Produce a verbatim copy of the entries listed below.
· · · · ·
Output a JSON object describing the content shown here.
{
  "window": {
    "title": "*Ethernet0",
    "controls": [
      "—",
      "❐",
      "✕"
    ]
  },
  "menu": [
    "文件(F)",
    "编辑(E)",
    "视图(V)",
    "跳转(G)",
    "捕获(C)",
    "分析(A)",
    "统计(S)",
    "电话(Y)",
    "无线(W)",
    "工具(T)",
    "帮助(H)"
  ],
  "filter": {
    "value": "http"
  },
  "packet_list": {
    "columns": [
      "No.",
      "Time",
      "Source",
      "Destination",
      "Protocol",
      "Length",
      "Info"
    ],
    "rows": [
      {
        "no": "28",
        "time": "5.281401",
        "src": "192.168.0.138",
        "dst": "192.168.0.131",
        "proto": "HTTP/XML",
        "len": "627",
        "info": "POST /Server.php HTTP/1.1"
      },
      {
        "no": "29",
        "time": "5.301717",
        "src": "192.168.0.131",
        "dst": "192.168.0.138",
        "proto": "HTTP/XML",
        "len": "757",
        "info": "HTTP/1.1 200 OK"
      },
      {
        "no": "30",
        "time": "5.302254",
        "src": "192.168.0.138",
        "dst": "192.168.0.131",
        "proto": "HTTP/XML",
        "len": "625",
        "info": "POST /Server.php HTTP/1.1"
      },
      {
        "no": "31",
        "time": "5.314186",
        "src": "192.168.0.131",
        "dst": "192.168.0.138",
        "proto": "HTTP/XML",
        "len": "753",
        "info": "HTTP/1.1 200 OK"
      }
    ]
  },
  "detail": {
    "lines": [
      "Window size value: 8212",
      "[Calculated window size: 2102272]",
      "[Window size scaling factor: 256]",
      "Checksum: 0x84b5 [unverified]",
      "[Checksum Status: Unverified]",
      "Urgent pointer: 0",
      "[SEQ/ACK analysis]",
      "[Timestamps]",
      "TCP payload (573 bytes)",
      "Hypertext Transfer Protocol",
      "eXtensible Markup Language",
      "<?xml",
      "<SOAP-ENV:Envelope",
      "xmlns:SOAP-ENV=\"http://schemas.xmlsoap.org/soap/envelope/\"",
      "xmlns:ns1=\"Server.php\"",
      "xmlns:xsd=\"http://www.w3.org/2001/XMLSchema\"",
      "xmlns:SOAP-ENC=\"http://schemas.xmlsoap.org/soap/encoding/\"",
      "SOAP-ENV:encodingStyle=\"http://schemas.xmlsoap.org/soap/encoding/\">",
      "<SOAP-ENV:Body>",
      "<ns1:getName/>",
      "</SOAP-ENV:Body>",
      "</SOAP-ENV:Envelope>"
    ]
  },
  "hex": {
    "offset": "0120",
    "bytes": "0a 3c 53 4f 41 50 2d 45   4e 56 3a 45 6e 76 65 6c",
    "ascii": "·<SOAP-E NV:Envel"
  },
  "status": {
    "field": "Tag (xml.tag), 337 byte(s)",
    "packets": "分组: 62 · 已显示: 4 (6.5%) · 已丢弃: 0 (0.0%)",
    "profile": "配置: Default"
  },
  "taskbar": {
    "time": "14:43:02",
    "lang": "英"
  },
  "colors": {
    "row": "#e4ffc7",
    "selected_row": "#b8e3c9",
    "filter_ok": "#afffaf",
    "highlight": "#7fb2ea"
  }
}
· · · · ·
> Answer in full
Output a JSON object describing the content shown here.
{
  "window": {
    "title": "*Ethernet0",
    "controls": [
      "—",
      "❐",
      "✕"
    ]
  },
  "menu": [
    "文件(F)",
    "编辑(E)",
    "视图(V)",
    "跳转(G)",
    "捕获(C)",
    "分析(A)",
    "统计(S)",
    "电话(Y)",
    "无线(W)",
    "工具(T)",
    "帮助(H)"
  ],
  "filter": {
    "value": "http"
  },
  "packet_list": {
    "columns": [
      "No.",
      "Time",
      "Source",
      "Destination",
      "Protocol",
      "Length",
      "Info"
    ],
    "rows": [
      {
        "no": "28",
        "time": "5.281401",
        "src": "192.168.0.138",
        "dst": "192.168.0.131",
        "proto": "HTTP/XML",
        "len": "627",
        "info": "POST /Server.php HTTP/1.1"
      },
      {
        "no": "29",
        "time": "5.301717",
        "src": "192.168.0.131",
        "dst": "192.168.0.138",
        "proto": "HTTP/XML",
        "len": "757",
        "info": "HTTP/1.1 200 OK"
      },
      {
        "no": "30",
        "time": "5.302254",
        "src": "192.168.0.138",
        "dst": "192.168.0.131",
        "proto": "HTTP/XML",
        "len": "625",
        "info": "POST /Server.php HTTP/1.1"
      },
      {
        "no": "31",
        "time": "5.314186",
        "src": "192.168.0.131",
        "dst": "192.168.0.138",
        "proto": "HTTP/XML",
        "len": "753",
        "info": "HTTP/1.1 200 OK"
      }
    ]
  },
  "detail": {
    "lines": [
      "Window size value: 8212",
      "[Calculated window size: 2102272]",
      "[Window size scaling factor: 256]",
      "Checksum: 0x84b5 [unverified]",
      "[Checksum Status: Unverified]",
      "Urgent pointer: 0",
      "[SEQ/ACK analysis]",
      "[Timestamps]",
      "TCP payload (573 bytes)",
      "Hypertext Transfer Protocol",
      "eXtensible Markup Language",
      "<?xml",
      "<SOAP-ENV:Envelope",
      "xmlns:SOAP-ENV=\"http://schemas.xmlsoap.org/soap/envelope/\"",
      "xmlns:ns1=\"Server.php\"",
      "xmlns:xsd=\"http://www.w3.org/2001/XMLSchema\"",
      "xmlns:SOAP-ENC=\"http://schemas.xmlsoap.org/soap/encoding/\"",
      "SOAP-ENV:encodingStyle=\"http://schemas.xmlsoap.org/soap/encoding/\">",
      "<SOAP-ENV:Body>",
      "<ns1:getName/>",
      "</SOAP-ENV:Body>",
      "</SOAP-ENV:Envelope>"
    ]
  },
  "hex": {
    "offset": "0120",
    "bytes": "0a 3c 53 4f 41 50 2d 45   4e 56 3a 45 6e 76 65 6c",
    "ascii": "·<SOAP-E NV:Envel"
  },
  "status": {
    "field": "Tag (xml.tag), 337 byte(s)",
    "packets": "分组: 62 · 已显示: 4 (6.5%) · 已丢弃: 0 (0.0%)",
    "profile": "配置: Default"
  },
  "taskbar": {
    "time": "14:43:02",
    "lang": "英"
  },
  "colors": {
    "row": "#e4ffc7",
    "selected_row": "#b8e3c9",
    "filter_ok": "#afffaf",
    "highlight": "#7fb2ea"
  }
}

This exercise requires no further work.